* [SHORT EXERCISE]: Select the lines of the records containing the word "Stop" and list them.

────────────────────────────────────────

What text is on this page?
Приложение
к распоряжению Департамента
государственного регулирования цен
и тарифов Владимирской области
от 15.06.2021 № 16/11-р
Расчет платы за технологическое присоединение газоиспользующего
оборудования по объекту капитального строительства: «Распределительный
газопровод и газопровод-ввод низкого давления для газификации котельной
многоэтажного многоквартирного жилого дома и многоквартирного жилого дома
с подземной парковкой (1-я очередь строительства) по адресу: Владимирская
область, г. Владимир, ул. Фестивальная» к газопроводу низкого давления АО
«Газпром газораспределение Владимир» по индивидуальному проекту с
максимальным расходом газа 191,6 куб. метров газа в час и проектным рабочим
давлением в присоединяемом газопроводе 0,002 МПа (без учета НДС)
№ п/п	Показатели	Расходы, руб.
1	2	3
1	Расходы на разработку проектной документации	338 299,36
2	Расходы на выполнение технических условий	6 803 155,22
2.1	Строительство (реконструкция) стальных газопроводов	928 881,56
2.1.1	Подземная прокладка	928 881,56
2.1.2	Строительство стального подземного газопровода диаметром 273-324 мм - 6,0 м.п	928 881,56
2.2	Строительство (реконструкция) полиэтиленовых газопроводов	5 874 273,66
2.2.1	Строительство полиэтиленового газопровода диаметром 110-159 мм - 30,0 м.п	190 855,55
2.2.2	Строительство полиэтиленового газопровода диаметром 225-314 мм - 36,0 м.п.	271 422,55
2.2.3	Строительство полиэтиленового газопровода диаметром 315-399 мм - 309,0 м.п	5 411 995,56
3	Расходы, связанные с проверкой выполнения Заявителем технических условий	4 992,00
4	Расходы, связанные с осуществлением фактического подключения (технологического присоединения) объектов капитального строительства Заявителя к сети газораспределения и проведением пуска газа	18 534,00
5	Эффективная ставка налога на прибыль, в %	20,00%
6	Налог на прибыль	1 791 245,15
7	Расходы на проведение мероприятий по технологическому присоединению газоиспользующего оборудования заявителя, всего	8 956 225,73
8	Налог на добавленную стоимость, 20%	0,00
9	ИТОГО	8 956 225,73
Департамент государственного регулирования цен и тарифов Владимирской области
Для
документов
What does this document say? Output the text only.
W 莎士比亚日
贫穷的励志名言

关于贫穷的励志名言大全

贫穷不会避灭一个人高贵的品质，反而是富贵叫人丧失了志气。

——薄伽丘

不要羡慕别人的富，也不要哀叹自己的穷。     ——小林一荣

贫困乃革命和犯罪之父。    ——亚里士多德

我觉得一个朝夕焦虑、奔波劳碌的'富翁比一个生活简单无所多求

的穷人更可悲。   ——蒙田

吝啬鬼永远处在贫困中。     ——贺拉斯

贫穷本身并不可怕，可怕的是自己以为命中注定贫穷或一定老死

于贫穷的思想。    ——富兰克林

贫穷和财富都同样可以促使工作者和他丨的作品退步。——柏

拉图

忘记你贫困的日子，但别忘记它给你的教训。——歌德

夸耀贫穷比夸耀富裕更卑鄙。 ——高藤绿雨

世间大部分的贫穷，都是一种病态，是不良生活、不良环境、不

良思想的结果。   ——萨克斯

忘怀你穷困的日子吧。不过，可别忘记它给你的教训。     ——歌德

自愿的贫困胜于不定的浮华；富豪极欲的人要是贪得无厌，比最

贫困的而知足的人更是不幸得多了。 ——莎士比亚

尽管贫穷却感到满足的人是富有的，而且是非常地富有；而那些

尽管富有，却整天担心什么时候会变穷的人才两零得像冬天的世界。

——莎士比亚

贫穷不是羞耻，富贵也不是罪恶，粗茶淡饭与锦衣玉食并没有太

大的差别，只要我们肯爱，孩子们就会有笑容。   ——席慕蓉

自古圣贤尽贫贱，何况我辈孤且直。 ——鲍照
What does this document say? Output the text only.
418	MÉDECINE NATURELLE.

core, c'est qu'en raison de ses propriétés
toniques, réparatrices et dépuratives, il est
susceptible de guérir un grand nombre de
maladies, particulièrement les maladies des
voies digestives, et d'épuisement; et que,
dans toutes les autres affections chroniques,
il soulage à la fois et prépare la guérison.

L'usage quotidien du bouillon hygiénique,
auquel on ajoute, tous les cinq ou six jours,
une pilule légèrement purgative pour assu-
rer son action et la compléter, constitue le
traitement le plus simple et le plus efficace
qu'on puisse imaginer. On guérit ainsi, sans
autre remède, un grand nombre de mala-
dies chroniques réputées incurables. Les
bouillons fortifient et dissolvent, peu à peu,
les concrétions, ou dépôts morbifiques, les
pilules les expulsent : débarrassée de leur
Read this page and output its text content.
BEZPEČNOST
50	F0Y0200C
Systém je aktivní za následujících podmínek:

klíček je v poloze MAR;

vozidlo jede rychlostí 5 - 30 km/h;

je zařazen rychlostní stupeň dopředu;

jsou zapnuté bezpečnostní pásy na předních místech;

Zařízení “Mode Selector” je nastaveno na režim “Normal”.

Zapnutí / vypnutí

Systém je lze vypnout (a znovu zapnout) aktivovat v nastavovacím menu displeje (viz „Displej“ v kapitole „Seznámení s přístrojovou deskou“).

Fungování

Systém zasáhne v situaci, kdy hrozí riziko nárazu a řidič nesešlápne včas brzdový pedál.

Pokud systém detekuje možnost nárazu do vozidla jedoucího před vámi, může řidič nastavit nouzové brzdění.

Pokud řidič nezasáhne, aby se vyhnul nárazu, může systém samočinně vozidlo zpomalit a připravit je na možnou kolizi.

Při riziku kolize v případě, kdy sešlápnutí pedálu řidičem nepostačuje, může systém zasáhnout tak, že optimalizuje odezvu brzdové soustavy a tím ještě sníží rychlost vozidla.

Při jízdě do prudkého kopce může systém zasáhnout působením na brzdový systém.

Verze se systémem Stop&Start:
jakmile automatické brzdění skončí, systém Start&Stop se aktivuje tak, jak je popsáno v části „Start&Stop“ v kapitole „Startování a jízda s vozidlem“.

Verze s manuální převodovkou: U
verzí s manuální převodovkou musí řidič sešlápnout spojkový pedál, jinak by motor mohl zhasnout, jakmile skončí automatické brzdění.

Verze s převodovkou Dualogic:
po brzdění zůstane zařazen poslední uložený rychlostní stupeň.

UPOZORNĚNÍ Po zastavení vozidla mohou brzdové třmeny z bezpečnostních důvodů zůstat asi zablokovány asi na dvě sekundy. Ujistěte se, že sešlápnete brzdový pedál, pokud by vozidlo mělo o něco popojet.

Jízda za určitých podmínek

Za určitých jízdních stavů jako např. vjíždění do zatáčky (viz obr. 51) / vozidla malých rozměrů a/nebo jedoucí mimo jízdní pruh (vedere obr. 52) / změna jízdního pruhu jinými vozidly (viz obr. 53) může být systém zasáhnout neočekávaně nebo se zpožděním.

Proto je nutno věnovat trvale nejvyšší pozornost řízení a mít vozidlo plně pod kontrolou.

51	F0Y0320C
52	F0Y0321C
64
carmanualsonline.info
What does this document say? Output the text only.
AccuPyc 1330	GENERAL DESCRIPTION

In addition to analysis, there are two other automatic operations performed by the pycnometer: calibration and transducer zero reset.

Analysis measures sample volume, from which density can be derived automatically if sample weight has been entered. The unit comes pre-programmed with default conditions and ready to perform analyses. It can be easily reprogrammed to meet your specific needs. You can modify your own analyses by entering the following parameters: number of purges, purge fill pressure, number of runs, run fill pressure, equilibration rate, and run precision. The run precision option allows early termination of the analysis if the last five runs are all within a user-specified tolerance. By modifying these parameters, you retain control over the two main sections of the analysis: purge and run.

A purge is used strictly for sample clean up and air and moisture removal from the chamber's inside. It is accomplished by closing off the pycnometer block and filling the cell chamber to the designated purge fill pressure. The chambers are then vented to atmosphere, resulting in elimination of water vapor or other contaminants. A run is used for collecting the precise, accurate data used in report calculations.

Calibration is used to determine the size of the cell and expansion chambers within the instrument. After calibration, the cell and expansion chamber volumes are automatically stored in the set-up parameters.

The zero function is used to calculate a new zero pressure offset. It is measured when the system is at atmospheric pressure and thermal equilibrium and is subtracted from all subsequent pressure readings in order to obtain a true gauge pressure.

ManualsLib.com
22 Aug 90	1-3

────────────────────────────────────────

* [WRITTEN SOLUTION]:
Verze se systémem Stop&Start:
jakmile automatické brzdění skončí, systém Start&Stop se aktivuje tak, jak je popsáno v části „Start&Stop“ v kapitole „Startování a jízda s vozidlem“.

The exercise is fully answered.